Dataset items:
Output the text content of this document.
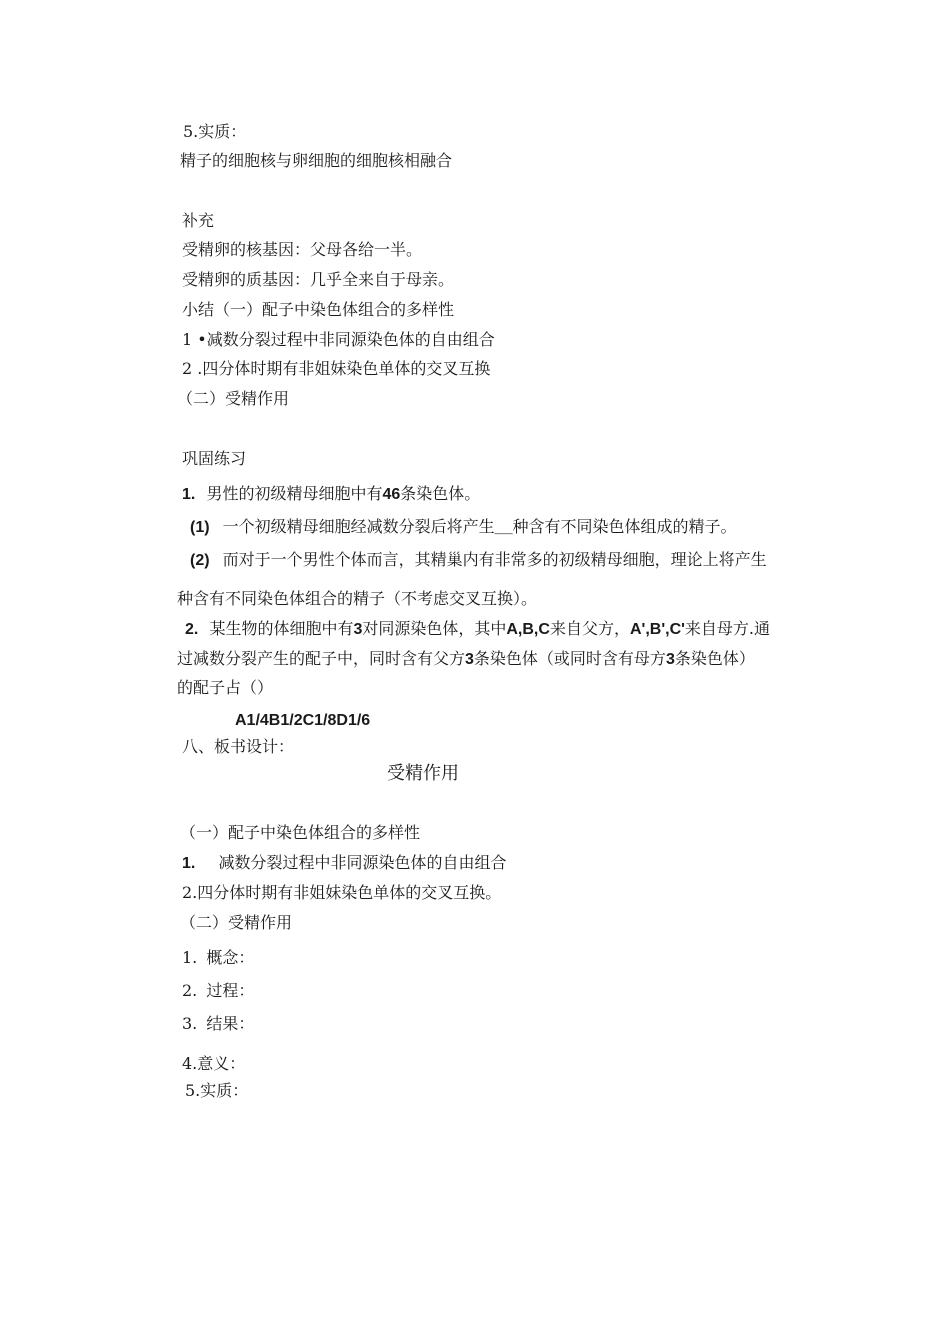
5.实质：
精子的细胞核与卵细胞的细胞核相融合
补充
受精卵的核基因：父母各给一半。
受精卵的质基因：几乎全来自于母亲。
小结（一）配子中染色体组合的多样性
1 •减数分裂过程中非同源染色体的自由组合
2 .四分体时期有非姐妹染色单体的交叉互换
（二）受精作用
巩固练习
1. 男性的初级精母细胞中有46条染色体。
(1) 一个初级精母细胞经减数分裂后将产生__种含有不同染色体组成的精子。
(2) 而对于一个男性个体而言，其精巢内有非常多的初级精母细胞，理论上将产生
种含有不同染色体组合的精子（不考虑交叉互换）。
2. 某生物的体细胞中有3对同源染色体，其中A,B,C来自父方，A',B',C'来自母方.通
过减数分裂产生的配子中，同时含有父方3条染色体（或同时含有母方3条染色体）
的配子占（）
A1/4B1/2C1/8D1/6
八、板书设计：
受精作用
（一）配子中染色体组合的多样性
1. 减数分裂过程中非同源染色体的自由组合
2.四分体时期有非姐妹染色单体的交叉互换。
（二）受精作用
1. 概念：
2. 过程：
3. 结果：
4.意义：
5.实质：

---

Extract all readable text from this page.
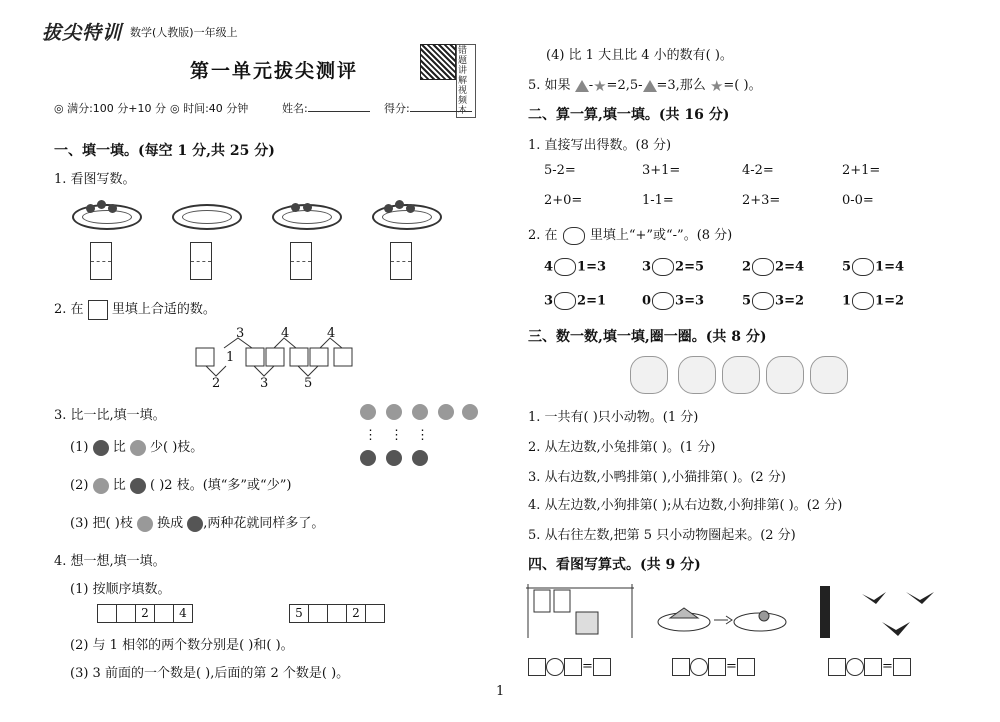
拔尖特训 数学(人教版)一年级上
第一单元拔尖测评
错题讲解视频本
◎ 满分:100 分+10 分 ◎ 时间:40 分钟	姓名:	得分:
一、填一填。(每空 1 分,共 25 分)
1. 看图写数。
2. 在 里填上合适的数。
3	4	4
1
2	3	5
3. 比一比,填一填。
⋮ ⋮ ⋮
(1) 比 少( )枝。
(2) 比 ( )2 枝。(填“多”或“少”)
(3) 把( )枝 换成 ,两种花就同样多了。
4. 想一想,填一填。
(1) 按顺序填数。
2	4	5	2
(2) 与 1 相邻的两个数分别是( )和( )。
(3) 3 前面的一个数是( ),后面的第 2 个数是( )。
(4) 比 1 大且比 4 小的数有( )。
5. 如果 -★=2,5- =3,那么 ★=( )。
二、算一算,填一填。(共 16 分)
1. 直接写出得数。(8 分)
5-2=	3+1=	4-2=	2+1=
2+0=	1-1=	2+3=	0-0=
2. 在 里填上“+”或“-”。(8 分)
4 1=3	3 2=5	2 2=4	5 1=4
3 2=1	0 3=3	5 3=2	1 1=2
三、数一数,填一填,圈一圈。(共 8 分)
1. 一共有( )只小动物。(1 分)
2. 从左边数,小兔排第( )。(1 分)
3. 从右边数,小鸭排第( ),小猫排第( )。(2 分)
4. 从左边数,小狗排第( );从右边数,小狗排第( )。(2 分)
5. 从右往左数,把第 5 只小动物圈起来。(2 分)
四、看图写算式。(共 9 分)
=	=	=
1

What the task requires
Each line containing the word "减数分裂过程中非同源染色体的自由组合" counts once; say how many such lines there are, giving only the number.

Task answer
2